* **Provided text**:
········

North Korea Threatens Nuclear Strike Over US-South Korea Drills

Published on

According to a statement by North Korea’s Foreign Ministry, there is a chance that the country could carry out a nuclear strike in retaliation for joint U.S.-South Korea military drills.

The statement was released via state news agency KCNA on Monday, the same day that the Ulchi Freedom Guardian command and control exercise began. Tens of thousands of U.S. and South Korean soldiers are participating in the military drills, which are scheduled to last for two weeks, writes Damien Sharkov for Newsweek.

Pyongyang threatens nuclear strike as massive military drills begin

North Korea has threatened to carry out a nuclear strike in retaliation for the drills. For its part the U.S. has promised to send air defense systems to South Korea following continued missile tests from North Korea this year.

News of the planned deployment led to protests from Pyongyang, where officials accused Washington of “creating an evil cycle of tensions” and “bringing the grave danger of a nuclear war to the Korean peninsula.”

“It is the consistent stand of the (North Korean) government to fundamentally terminate the danger of a nuclear war posed by the U.S. by dint of the powerful nuclear deterrence and defend the regional and global peace,” the statement read.

North Korea says first strike units are fully ready

According to the general staff of the North Korean military, the U.S. and South Korea are guilty of “saber-rattling.” A statement said that “nuclear war may break out any moment” on the Korean peninsula.

“They should properly know that from this moment the first-strike combined units of the KPA keep themselves fully ready to mount a pre-emptive retaliatory strike at all enemy attack groups involved in Ulchi Freedom Guardian,” the statement read.

········

* **Supplied entries**:
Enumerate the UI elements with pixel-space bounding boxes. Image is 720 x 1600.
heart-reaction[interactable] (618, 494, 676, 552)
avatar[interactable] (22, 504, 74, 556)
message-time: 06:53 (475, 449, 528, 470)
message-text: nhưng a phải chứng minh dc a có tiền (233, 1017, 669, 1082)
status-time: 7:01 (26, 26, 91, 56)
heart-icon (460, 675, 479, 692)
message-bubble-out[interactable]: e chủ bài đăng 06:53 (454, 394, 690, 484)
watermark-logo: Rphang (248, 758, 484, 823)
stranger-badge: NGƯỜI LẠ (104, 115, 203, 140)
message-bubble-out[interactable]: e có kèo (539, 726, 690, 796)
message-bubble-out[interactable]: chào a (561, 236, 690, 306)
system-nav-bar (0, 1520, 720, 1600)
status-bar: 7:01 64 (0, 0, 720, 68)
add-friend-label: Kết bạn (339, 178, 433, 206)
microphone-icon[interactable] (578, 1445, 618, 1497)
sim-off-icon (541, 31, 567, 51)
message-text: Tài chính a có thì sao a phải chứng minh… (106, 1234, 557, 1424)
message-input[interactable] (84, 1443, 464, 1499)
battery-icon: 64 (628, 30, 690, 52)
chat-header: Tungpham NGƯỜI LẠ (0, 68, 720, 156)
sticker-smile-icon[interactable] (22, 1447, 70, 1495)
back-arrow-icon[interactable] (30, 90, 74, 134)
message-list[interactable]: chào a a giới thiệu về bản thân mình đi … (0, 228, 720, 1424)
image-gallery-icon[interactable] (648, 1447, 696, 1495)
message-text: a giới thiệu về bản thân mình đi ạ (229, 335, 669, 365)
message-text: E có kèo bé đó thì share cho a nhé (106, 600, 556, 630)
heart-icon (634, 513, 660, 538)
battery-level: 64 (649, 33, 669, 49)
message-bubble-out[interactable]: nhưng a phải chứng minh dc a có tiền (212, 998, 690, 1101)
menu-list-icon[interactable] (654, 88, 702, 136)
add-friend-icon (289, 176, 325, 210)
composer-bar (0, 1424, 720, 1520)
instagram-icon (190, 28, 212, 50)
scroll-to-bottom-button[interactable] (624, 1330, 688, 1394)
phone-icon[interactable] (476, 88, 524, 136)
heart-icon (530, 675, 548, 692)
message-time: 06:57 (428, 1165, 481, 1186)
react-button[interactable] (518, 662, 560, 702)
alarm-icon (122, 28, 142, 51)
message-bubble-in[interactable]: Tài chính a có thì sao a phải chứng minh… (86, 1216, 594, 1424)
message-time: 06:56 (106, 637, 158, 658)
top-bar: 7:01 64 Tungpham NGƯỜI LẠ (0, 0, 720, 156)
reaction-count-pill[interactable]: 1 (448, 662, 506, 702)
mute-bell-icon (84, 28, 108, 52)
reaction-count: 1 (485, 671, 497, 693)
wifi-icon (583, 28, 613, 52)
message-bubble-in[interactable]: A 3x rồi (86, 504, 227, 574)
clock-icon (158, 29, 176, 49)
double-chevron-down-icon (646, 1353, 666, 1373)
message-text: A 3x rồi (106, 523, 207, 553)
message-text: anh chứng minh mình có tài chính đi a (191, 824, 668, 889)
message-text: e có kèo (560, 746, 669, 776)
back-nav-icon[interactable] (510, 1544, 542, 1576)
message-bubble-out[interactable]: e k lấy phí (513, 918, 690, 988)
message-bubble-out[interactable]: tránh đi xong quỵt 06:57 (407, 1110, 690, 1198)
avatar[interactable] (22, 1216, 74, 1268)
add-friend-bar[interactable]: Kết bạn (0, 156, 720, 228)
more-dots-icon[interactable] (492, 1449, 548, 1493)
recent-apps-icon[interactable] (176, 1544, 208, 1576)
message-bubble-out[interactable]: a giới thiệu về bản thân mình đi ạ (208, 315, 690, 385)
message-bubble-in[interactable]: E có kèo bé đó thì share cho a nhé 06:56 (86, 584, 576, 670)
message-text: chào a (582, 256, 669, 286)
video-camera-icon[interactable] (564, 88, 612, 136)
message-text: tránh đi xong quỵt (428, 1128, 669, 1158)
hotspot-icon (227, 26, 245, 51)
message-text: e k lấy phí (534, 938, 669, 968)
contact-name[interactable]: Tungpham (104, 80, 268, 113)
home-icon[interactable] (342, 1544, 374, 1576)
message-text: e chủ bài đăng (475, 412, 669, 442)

········

* **Tasks**:
1. Please copy out the records from their first line up to and including the line with "watermark-logo: Rphang (248, 758, 484, 823)".
2. Continue the article on North Korea's nuclear strike threat from the point where it stops.

* **Task-by-task outputs**:
1.
Enumerate the UI elements with pixel-space bounding boxes. Image is 720 x 1600.
heart-reaction[interactable] (618, 494, 676, 552)
avatar[interactable] (22, 504, 74, 556)
message-time: 06:53 (475, 449, 528, 470)
message-text: nhưng a phải chứng minh dc a có tiền (233, 1017, 669, 1082)
status-time: 7:01 (26, 26, 91, 56)
heart-icon (460, 675, 479, 692)
message-bubble-out[interactable]: e chủ bài đăng 06:53 (454, 394, 690, 484)
watermark-logo: Rphang (248, 758, 484, 823)

2.
“The nuclear warmongers should bear in mind that if they show the slightest sign of aggression on the inviolable land, seas and air where the sovereignty of the DPRK is exercized, it would turn the stronghold of provocation into a heap of ashes through Korean-style pre-emptive nuclear strike.”

Tensions already high on Korean peninsula

The South Korean Ministry of Unification said that the drill is purely defensive, expressing its regret about threats of nuclear war from the North.

“It is regrettable that North Korea threatens to conduct a pre-emptive nuclear attack on the South,” Jeong Joon-hee, ministry spokesman, told Yonhap news agency. “North Korea should suspend its nuclear and missile programs and make the right choice.”

As a long-time North Korean ally, China has criticized the war games. Officials said that the exercises are likely to make North Korea “more aggressive” at a time when tensions have been high.

Pyongyang continues to develop nuclear weapons despite punitive international sanctions that are among the most extensive ever imposed on a nation. The secretive nature of North Korea and its nuclear program mean that experts are not entirely sure how well developed Pyongyang’s nuclear weapons are.

What comes next on the Korean peninsula?

Experts are divided over how many warheads North Korea has in its possession, and how far its missiles would be capable of delivering those warheads.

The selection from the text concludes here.